_YOUR TASK_:
In the records below, work out how many lines hold the word "JSON". Report the number alone.

_AVAILABLE DATA_:
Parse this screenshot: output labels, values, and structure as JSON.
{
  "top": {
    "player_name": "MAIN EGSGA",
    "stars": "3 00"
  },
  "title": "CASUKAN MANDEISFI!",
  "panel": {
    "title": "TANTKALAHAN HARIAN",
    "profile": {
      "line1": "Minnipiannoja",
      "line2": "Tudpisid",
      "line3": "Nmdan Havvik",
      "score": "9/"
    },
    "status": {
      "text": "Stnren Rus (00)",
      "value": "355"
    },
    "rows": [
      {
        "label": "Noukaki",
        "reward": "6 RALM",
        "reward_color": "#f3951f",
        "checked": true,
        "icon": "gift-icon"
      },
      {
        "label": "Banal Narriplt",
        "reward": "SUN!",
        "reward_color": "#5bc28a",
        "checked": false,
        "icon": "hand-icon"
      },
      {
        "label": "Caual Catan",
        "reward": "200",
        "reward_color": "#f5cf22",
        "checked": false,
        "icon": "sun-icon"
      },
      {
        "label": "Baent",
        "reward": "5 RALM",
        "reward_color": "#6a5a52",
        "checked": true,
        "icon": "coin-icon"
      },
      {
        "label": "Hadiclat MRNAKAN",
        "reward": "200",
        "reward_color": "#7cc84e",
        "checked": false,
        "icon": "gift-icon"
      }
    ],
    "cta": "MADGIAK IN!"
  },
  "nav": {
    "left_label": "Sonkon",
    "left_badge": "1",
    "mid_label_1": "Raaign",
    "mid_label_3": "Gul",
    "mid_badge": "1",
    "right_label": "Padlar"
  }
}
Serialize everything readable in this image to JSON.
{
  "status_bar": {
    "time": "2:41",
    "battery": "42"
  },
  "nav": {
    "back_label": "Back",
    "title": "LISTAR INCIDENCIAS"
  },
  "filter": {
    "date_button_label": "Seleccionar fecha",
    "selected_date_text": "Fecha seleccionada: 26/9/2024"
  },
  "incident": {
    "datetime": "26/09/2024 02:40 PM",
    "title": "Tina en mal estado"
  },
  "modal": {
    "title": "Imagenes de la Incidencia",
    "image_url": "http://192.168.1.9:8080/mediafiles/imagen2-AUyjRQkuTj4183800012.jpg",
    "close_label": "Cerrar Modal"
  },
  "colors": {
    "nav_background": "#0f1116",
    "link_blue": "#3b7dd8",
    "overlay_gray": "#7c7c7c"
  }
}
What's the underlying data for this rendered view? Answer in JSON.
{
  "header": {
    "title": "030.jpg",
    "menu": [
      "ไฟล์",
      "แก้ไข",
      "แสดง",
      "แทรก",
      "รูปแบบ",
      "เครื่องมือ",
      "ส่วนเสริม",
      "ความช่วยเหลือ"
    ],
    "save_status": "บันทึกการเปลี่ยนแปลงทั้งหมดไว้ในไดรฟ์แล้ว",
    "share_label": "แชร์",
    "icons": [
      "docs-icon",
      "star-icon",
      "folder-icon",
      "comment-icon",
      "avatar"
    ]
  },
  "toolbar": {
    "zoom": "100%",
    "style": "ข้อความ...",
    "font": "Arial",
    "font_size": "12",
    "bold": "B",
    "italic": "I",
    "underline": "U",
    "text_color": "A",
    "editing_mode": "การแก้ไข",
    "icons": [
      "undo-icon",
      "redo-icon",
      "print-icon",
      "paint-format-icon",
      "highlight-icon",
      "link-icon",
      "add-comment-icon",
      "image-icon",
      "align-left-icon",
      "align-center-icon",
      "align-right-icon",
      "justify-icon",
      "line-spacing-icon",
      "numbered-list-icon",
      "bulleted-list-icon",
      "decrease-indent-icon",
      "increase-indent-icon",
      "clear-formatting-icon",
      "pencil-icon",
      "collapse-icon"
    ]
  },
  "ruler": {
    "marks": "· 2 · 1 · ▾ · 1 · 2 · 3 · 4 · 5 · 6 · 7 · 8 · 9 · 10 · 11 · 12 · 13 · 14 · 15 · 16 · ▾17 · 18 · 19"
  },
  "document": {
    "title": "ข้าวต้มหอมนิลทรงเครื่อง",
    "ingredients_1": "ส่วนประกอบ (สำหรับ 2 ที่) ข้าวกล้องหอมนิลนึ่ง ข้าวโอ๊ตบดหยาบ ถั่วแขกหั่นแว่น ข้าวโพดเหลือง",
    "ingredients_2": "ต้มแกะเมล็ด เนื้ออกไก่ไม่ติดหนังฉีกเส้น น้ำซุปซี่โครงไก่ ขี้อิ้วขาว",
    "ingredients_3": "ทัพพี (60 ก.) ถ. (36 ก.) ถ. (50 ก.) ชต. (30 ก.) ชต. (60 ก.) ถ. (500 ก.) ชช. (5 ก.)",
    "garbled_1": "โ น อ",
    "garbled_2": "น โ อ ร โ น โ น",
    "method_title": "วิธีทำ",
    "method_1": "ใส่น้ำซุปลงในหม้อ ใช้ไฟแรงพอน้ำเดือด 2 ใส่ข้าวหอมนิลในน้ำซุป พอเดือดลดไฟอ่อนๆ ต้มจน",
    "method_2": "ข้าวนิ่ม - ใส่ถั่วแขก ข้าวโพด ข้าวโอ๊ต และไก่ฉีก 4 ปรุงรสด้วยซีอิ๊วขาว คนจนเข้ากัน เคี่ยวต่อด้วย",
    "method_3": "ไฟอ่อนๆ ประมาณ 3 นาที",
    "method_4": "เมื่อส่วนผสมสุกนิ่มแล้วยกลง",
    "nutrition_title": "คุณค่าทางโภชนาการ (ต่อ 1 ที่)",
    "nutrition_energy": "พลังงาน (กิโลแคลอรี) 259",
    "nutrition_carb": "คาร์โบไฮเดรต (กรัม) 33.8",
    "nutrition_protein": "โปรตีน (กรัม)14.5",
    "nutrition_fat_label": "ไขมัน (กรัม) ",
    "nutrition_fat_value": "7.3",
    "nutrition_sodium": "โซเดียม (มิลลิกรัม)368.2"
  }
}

_SOLUTION_:
3